Written problem
Restate, word for word, every line of the data.

————————

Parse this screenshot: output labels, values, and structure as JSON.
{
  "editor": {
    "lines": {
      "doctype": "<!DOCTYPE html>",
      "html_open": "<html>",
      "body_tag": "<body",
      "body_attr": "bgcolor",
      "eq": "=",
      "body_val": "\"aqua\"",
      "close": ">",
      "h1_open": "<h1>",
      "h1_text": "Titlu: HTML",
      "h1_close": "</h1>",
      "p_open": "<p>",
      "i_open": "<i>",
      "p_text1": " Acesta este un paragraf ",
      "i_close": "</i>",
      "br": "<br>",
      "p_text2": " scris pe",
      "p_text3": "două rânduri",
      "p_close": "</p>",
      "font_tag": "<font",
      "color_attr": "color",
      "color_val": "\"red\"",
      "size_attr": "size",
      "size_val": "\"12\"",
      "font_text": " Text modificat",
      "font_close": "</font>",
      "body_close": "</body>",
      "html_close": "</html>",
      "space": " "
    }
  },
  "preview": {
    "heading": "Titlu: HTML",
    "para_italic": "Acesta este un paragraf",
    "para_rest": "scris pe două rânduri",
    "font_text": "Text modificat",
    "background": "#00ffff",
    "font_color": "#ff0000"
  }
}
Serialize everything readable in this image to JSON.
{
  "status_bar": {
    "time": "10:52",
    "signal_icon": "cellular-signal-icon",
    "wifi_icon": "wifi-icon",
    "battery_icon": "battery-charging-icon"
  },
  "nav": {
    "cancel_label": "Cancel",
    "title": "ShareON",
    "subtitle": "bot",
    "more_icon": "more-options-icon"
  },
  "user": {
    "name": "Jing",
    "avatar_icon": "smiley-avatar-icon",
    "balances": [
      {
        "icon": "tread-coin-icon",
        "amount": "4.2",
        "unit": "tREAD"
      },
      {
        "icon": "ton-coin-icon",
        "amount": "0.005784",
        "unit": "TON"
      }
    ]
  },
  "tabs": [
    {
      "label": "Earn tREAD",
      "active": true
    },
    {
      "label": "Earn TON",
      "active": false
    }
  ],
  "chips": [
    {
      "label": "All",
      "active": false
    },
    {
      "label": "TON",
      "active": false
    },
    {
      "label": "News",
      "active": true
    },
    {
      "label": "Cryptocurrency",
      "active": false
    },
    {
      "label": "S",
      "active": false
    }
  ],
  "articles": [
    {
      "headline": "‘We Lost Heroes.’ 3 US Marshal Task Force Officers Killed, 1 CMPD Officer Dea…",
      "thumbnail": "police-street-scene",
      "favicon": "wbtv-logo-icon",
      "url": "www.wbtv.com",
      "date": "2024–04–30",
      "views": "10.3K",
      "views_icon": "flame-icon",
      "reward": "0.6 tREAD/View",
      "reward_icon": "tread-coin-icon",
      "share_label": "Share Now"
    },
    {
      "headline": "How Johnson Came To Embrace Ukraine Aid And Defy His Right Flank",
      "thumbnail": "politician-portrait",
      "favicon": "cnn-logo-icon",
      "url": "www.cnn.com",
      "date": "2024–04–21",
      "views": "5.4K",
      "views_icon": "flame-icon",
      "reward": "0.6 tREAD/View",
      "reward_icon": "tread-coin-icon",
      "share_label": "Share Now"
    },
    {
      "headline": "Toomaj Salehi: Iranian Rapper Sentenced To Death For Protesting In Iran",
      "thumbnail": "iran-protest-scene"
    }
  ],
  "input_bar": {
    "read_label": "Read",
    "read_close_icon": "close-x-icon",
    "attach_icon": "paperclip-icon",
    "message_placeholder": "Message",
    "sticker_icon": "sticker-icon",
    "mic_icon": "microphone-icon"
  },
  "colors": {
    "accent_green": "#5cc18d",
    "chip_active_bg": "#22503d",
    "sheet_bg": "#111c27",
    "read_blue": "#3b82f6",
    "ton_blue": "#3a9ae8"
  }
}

————————

The completed task
Parse this screenshot: output labels, values, and structure as JSON.
{
  "editor": {
    "lines": {
      "doctype": "<!DOCTYPE html>",
      "html_open": "<html>",
      "body_tag": "<body",
      "body_attr": "bgcolor",
      "eq": "=",
      "body_val": "\"aqua\"",
      "close": ">",
      "h1_open": "<h1>",
      "h1_text": "Titlu: HTML",
      "h1_close": "</h1>",
      "p_open": "<p>",
      "i_open": "<i>",
      "p_text1": " Acesta este un paragraf ",
      "i_close": "</i>",
      "br": "<br>",
      "p_text2": " scris pe",
      "p_text3": "două rânduri",
      "p_close": "</p>",
      "font_tag": "<font",
      "color_attr": "color",
      "color_val": "\"red\"",
      "size_attr": "size",
      "size_val": "\"12\"",
      "font_text": " Text modificat",
      "font_close": "</font>",
      "body_close": "</body>",
      "html_close": "</html>",
      "space": " "
    }
  },
  "preview": {
    "heading": "Titlu: HTML",
    "para_italic": "Acesta este un paragraf",
    "para_rest": "scris pe două rânduri",
    "font_text": "Text modificat",
    "background": "#00ffff",
    "font_color": "#ff0000"
  }
}
Serialize everything readable in this image to JSON.
{
  "status_bar": {
    "time": "10:52",
    "signal_icon": "cellular-signal-icon",
    "wifi_icon": "wifi-icon",
    "battery_icon": "battery-charging-icon"
  },
  "nav": {
    "cancel_label": "Cancel",
    "title": "ShareON",
    "subtitle": "bot",
    "more_icon": "more-options-icon"
  },
  "user": {
    "name": "Jing",
    "avatar_icon": "smiley-avatar-icon",
    "balances": [
      {
        "icon": "tread-coin-icon",
        "amount": "4.2",
        "unit": "tREAD"
      },
      {
        "icon": "ton-coin-icon",
        "amount": "0.005784",
        "unit": "TON"
      }
    ]
  },
  "tabs": [
    {
      "label": "Earn tREAD",
      "active": true
    },
    {
      "label": "Earn TON",
      "active": false
    }
  ],
  "chips": [
    {
      "label": "All",
      "active": false
    },
    {
      "label": "TON",
      "active": false
    },
    {
      "label": "News",
      "active": true
    },
    {
      "label": "Cryptocurrency",
      "active": false
    },
    {
      "label": "S",
      "active": false
    }
  ],
  "articles": [
    {
      "headline": "‘We Lost Heroes.’ 3 US Marshal Task Force Officers Killed, 1 CMPD Officer Dea…",
      "thumbnail": "police-street-scene",
      "favicon": "wbtv-logo-icon",
      "url": "www.wbtv.com",
      "date": "2024–04–30",
      "views": "10.3K",
      "views_icon": "flame-icon",
      "reward": "0.6 tREAD/View",
      "reward_icon": "tread-coin-icon",
      "share_label": "Share Now"
    },
    {
      "headline": "How Johnson Came To Embrace Ukraine Aid And Defy His Right Flank",
      "thumbnail": "politician-portrait",
      "favicon": "cnn-logo-icon",
      "url": "www.cnn.com",
      "date": "2024–04–21",
      "views": "5.4K",
      "views_icon": "flame-icon",
      "reward": "0.6 tREAD/View",
      "reward_icon": "tread-coin-icon",
      "share_label": "Share Now"
    },
    {
      "headline": "Toomaj Salehi: Iranian Rapper Sentenced To Death For Protesting In Iran",
      "thumbnail": "iran-protest-scene"
    }
  ],
  "input_bar": {
    "read_label": "Read",
    "read_close_icon": "close-x-icon",
    "attach_icon": "paperclip-icon",
    "message_placeholder": "Message",
    "sticker_icon": "sticker-icon",
    "mic_icon": "microphone-icon"
  },
  "colors": {
    "accent_green": "#5cc18d",
    "chip_active_bg": "#22503d",
    "sheet_bg": "#111c27",
    "read_blue": "#3b82f6",
    "ton_blue": "#3a9ae8"
  }
}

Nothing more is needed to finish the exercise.